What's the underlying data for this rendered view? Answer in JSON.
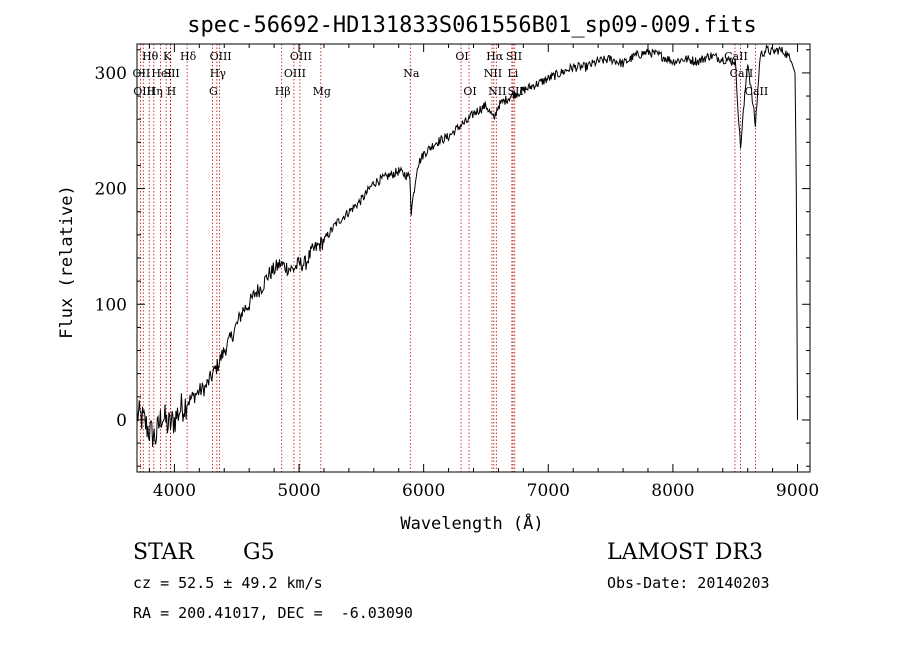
{
  "chart_data": {
    "type": "line",
    "title": "spec-56692-HD131833S061556B01_sp09-009.fits",
    "xlabel": "Wavelength (Å)",
    "ylabel": "Flux (relative)",
    "xlim": [
      3700,
      9100
    ],
    "ylim": [
      -45,
      325
    ],
    "xticks": [
      4000,
      5000,
      6000,
      7000,
      8000,
      9000
    ],
    "yticks": [
      0,
      100,
      200,
      300
    ],
    "series": [
      {
        "name": "spectrum",
        "x": [
          3700,
          3750,
          3800,
          3850,
          3900,
          3950,
          4000,
          4050,
          4100,
          4150,
          4200,
          4250,
          4300,
          4350,
          4400,
          4450,
          4500,
          4550,
          4600,
          4650,
          4700,
          4750,
          4800,
          4850,
          4900,
          4950,
          5000,
          5050,
          5100,
          5150,
          5200,
          5300,
          5400,
          5500,
          5600,
          5700,
          5800,
          5890,
          5900,
          5950,
          6000,
          6100,
          6200,
          6300,
          6350,
          6400,
          6500,
          6563,
          6600,
          6700,
          6800,
          6900,
          7000,
          7100,
          7200,
          7300,
          7400,
          7500,
          7600,
          7700,
          7800,
          7900,
          8000,
          8100,
          8200,
          8300,
          8400,
          8500,
          8542,
          8600,
          8662,
          8700,
          8750,
          8800,
          8850,
          8900,
          8950,
          8980,
          8990,
          9000
        ],
        "y": [
          5,
          0,
          -10,
          -15,
          5,
          -5,
          0,
          10,
          15,
          20,
          25,
          28,
          38,
          48,
          60,
          70,
          82,
          95,
          100,
          110,
          115,
          125,
          130,
          135,
          132,
          130,
          135,
          135,
          145,
          150,
          155,
          170,
          180,
          190,
          205,
          210,
          215,
          210,
          180,
          220,
          230,
          240,
          245,
          255,
          258,
          265,
          272,
          260,
          272,
          280,
          285,
          290,
          295,
          300,
          305,
          305,
          310,
          312,
          308,
          315,
          318,
          315,
          310,
          312,
          310,
          315,
          312,
          310,
          235,
          310,
          255,
          315,
          320,
          318,
          320,
          318,
          310,
          300,
          200,
          0
        ]
      }
    ],
    "lines": [
      {
        "name": "Hθ",
        "wave": 3798,
        "row": 0
      },
      {
        "name": "OII",
        "wave": 3727,
        "row": 1
      },
      {
        "name": "OIII",
        "wave": 3750,
        "row": 2
      },
      {
        "name": "Hη",
        "wave": 3835,
        "row": 2
      },
      {
        "name": "HeI",
        "wave": 3889,
        "row": 1
      },
      {
        "name": "K",
        "wave": 3934,
        "row": 0
      },
      {
        "name": "SII",
        "wave": 3970,
        "row": 1
      },
      {
        "name": "H",
        "wave": 3968,
        "row": 2
      },
      {
        "name": "Hδ",
        "wave": 4102,
        "row": 0
      },
      {
        "name": "OIII",
        "wave": 4363,
        "row": 0
      },
      {
        "name": "Hγ",
        "wave": 4341,
        "row": 1
      },
      {
        "name": "G",
        "wave": 4305,
        "row": 2
      },
      {
        "name": "Hβ",
        "wave": 4861,
        "row": 2
      },
      {
        "name": "OIII",
        "wave": 4959,
        "row": 1
      },
      {
        "name": "OIII",
        "wave": 5007,
        "row": 0
      },
      {
        "name": "Mg",
        "wave": 5175,
        "row": 2
      },
      {
        "name": "Na",
        "wave": 5893,
        "row": 1
      },
      {
        "name": "OI",
        "wave": 6300,
        "row": 0
      },
      {
        "name": "OI",
        "wave": 6364,
        "row": 2
      },
      {
        "name": "Hα",
        "wave": 6563,
        "row": 0
      },
      {
        "name": "NII",
        "wave": 6548,
        "row": 1
      },
      {
        "name": "NII",
        "wave": 6583,
        "row": 2
      },
      {
        "name": "SII",
        "wave": 6717,
        "row": 0
      },
      {
        "name": "Li",
        "wave": 6708,
        "row": 1
      },
      {
        "name": "SII",
        "wave": 6731,
        "row": 2
      },
      {
        "name": "CaII",
        "wave": 8498,
        "row": 0
      },
      {
        "name": "CaII",
        "wave": 8542,
        "row": 1
      },
      {
        "name": "CaII",
        "wave": 8662,
        "row": 2
      }
    ]
  },
  "info": {
    "class": "STAR",
    "subclass": "G5",
    "survey": "LAMOST DR3",
    "cz": "cz = 52.5 ± 49.2 km/s",
    "obs_date": "Obs-Date: 20140203",
    "radec": "RA = 200.41017, DEC =  -6.03090"
  }
}
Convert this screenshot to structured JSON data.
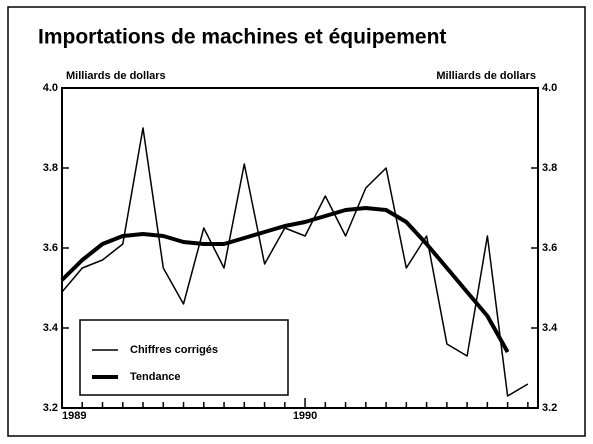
{
  "chart_data": {
    "type": "line",
    "title": "Importations de machines et équipement",
    "y_label": "Milliards de dollars",
    "y2_label": "Milliards de dollars",
    "categories": [
      "1989",
      null,
      null,
      null,
      null,
      null,
      null,
      null,
      null,
      null,
      null,
      null,
      "1990",
      null,
      null,
      null,
      null,
      null,
      null,
      null,
      null,
      null,
      null,
      null
    ],
    "series": [
      {
        "name": "Chiffres corrigés",
        "color": "#000000",
        "width": 1.5,
        "values": [
          3.49,
          3.55,
          3.57,
          3.61,
          3.9,
          3.55,
          3.46,
          3.65,
          3.55,
          3.81,
          3.56,
          3.65,
          3.63,
          3.73,
          3.63,
          3.75,
          3.8,
          3.55,
          3.63,
          3.36,
          3.33,
          3.63,
          3.23,
          3.26
        ]
      },
      {
        "name": "Tendance",
        "color": "#000000",
        "width": 4,
        "values": [
          3.52,
          3.57,
          3.61,
          3.63,
          3.635,
          3.63,
          3.615,
          3.61,
          3.61,
          3.625,
          3.64,
          3.655,
          3.665,
          3.68,
          3.695,
          3.7,
          3.695,
          3.665,
          3.61,
          3.55,
          3.49,
          3.43,
          3.34,
          null
        ]
      }
    ],
    "ylim": [
      3.2,
      4.0
    ],
    "yticks": [
      3.2,
      3.4,
      3.6,
      3.8,
      {
        "value": 4,
        "label": "4.0"
      }
    ],
    "legend": "lower left"
  }
}
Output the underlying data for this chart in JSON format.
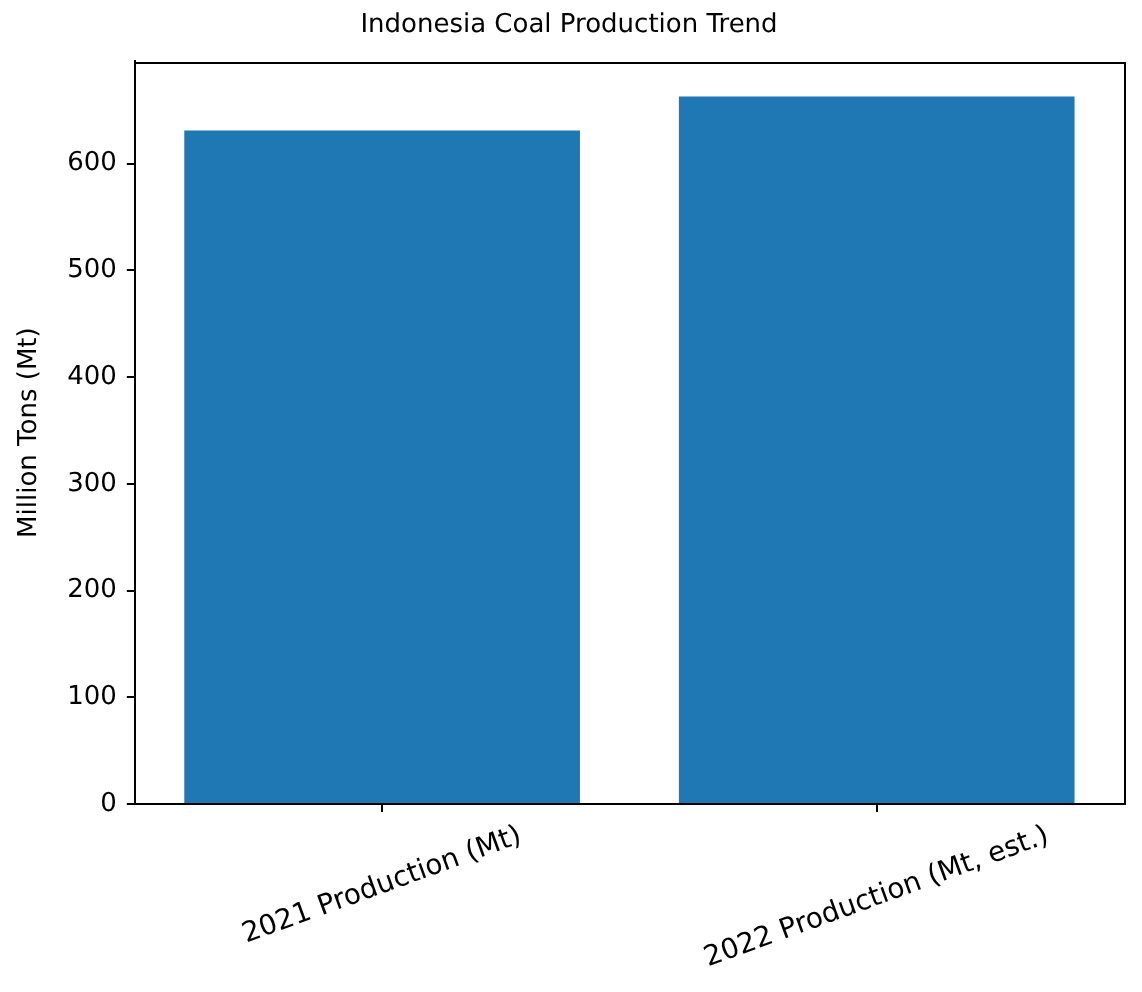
{
  "chart_data": {
    "type": "bar",
    "title": "Indonesia Coal Production Trend",
    "ylabel": "Million Tons (Mt)",
    "categories": [
      "2021 Production (Mt)",
      "2022 Production (Mt, est.)"
    ],
    "values": [
      631,
      663
    ],
    "color": "#1f77b4",
    "ylim": [
      0,
      696
    ],
    "yticks": [
      0,
      100,
      200,
      300,
      400,
      500,
      600
    ]
  }
}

* _REQUIRED WORK_: Restate the whole of the material word for word without the pictures.

* _WRITTEN SOLUTION_:
What's the underlying data for this rendered view? Answer in JSON.
{
  "chart_data": {
    "type": "line",
    "title": "spec-56692-HD131833S061556B01_sp09-009.fits",
    "xlabel": "Wavelength (Å)",
    "ylabel": "Flux (relative)",
    "xlim": [
      3700,
      9100
    ],
    "ylim": [
      -45,
      325
    ],
    "xticks": [
      4000,
      5000,
      6000,
      7000,
      8000,
      9000
    ],
    "yticks": [
      0,
      100,
      200,
      300
    ],
    "series": [
      {
        "name": "spectrum",
        "x": [
          3700,
          3750,
          3800,
          3850,
          3900,
          3950,
          4000,
          4050,
          4100,
          4150,
          4200,
          4250,
          4300,
          4350,
          4400,
          4450,
          4500,
          4550,
          4600,
          4650,
          4700,
          4750,
          4800,
          4850,
          4900,
          4950,
          5000,
          5050,
          5100,
          5150,
          5200,
          5300,
          5400,
          5500,
          5600,
          5700,
          5800,
          5890,
          5900,
          5950,
          6000,
          6100,
          6200,
          6300,
          6350,
          6400,
          6500,
          6563,
          6600,
          6700,
          6800,
          6900,
          7000,
          7100,
          7200,
          7300,
          7400,
          7500,
          7600,
          7700,
          7800,
          7900,
          8000,
          8100,
          8200,
          8300,
          8400,
          8500,
          8542,
          8600,
          8662,
          8700,
          8750,
          8800,
          8850,
          8900,
          8950,
          8980,
          8990,
          9000
        ],
        "y": [
          5,
          0,
          -10,
          -15,
          5,
          -5,
          0,
          10,
          15,
          20,
          25,
          28,
          38,
          48,
          60,
          70,
          82,
          95,
          100,
          110,
          115,
          125,
          130,
          135,
          132,
          130,
          135,
          135,
          145,
          150,
          155,
          170,
          180,
          190,
          205,
          210,
          215,
          210,
          180,
          220,
          230,
          240,
          245,
          255,
          258,
          265,
          272,
          260,
          272,
          280,
          285,
          290,
          295,
          300,
          305,
          305,
          310,
          312,
          308,
          315,
          318,
          315,
          310,
          312,
          310,
          315,
          312,
          310,
          235,
          310,
          255,
          315,
          320,
          318,
          320,
          318,
          310,
          300,
          200,
          0
        ]
      }
    ],
    "lines": [
      {
        "name": "Hθ",
        "wave": 3798,
        "row": 0
      },
      {
        "name": "OII",
        "wave": 3727,
        "row": 1
      },
      {
        "name": "OIII",
        "wave": 3750,
        "row": 2
      },
      {
        "name": "Hη",
        "wave": 3835,
        "row": 2
      },
      {
        "name": "HeI",
        "wave": 3889,
        "row": 1
      },
      {
        "name": "K",
        "wave": 3934,
        "row": 0
      },
      {
        "name": "SII",
        "wave": 3970,
        "row": 1
      },
      {
        "name": "H",
        "wave": 3968,
        "row": 2
      },
      {
        "name": "Hδ",
        "wave": 4102,
        "row": 0
      },
      {
        "name": "OIII",
        "wave": 4363,
        "row": 0
      },
      {
        "name": "Hγ",
        "wave": 4341,
        "row": 1
      },
      {
        "name": "G",
        "wave": 4305,
        "row": 2
      },
      {
        "name": "Hβ",
        "wave": 4861,
        "row": 2
      },
      {
        "name": "OIII",
        "wave": 4959,
        "row": 1
      },
      {
        "name": "OIII",
        "wave": 5007,
        "row": 0
      },
      {
        "name": "Mg",
        "wave": 5175,
        "row": 2
      },
      {
        "name": "Na",
        "wave": 5893,
        "row": 1
      },
      {
        "name": "OI",
        "wave": 6300,
        "row": 0
      },
      {
        "name": "OI",
        "wave": 6364,
        "row": 2
      },
      {
        "name": "Hα",
        "wave": 6563,
        "row": 0
      },
      {
        "name": "NII",
        "wave": 6548,
        "row": 1
      },
      {
        "name": "NII",
        "wave": 6583,
        "row": 2
      },
      {
        "name": "SII",
        "wave": 6717,
        "row": 0
      },
      {
        "name": "Li",
        "wave": 6708,
        "row": 1
      },
      {
        "name": "SII",
        "wave": 6731,
        "row": 2
      },
      {
        "name": "CaII",
        "wave": 8498,
        "row": 0
      },
      {
        "name": "CaII",
        "wave": 8542,
        "row": 1
      },
      {
        "name": "CaII",
        "wave": 8662,
        "row": 2
      }
    ]
  },
  "info": {
    "class": "STAR",
    "subclass": "G5",
    "survey": "LAMOST DR3",
    "cz": "cz = 52.5 ± 49.2 km/s",
    "obs_date": "Obs-Date: 20140203",
    "radec": "RA = 200.41017, DEC =  -6.03090"
  }
}
Convert this screenshot to structured JSON data.
{
  "chart_data": {
    "type": "line",
    "title": "Importations de machines et équipement",
    "y_label": "Milliards de dollars",
    "y2_label": "Milliards de dollars",
    "categories": [
      "1989",
      null,
      null,
      null,
      null,
      null,
      null,
      null,
      null,
      null,
      null,
      null,
      "1990",
      null,
      null,
      null,
      null,
      null,
      null,
      null,
      null,
      null,
      null,
      null
    ],
    "series": [
      {
        "name": "Chiffres corrigés",
        "color": "#000000",
        "width": 1.5,
        "values": [
          3.49,
          3.55,
          3.57,
          3.61,
          3.9,
          3.55,
          3.46,
          3.65,
          3.55,
          3.81,
          3.56,
          3.65,
          3.63,
          3.73,
          3.63,
          3.75,
          3.8,
          3.55,
          3.63,
          3.36,
          3.33,
          3.63,
          3.23,
          3.26
        ]
      },
      {
        "name": "Tendance",
        "color": "#000000",
        "width": 4,
        "values": [
          3.52,
          3.57,
          3.61,
          3.63,
          3.635,
          3.63,
          3.615,
          3.61,
          3.61,
          3.625,
          3.64,
          3.655,
          3.665,
          3.68,
          3.695,
          3.7,
          3.695,
          3.665,
          3.61,
          3.55,
          3.49,
          3.43,
          3.34,
          null
        ]
      }
    ],
    "ylim": [
      3.2,
      4.0
    ],
    "yticks": [
      3.2,
      3.4,
      3.6,
      3.8,
      {
        "value": 4,
        "label": "4.0"
      }
    ],
    "legend": "lower left"
  }
}
Output the underlying data for this chart in JSON format.
{
  "chart_data": {
    "type": "bar",
    "title": "Indonesia Coal Production Trend",
    "ylabel": "Million Tons (Mt)",
    "categories": [
      "2021 Production (Mt)",
      "2022 Production (Mt, est.)"
    ],
    "values": [
      631,
      663
    ],
    "color": "#1f77b4",
    "ylim": [
      0,
      696
    ],
    "yticks": [
      0,
      100,
      200,
      300,
      400,
      500,
      600
    ]
  }
}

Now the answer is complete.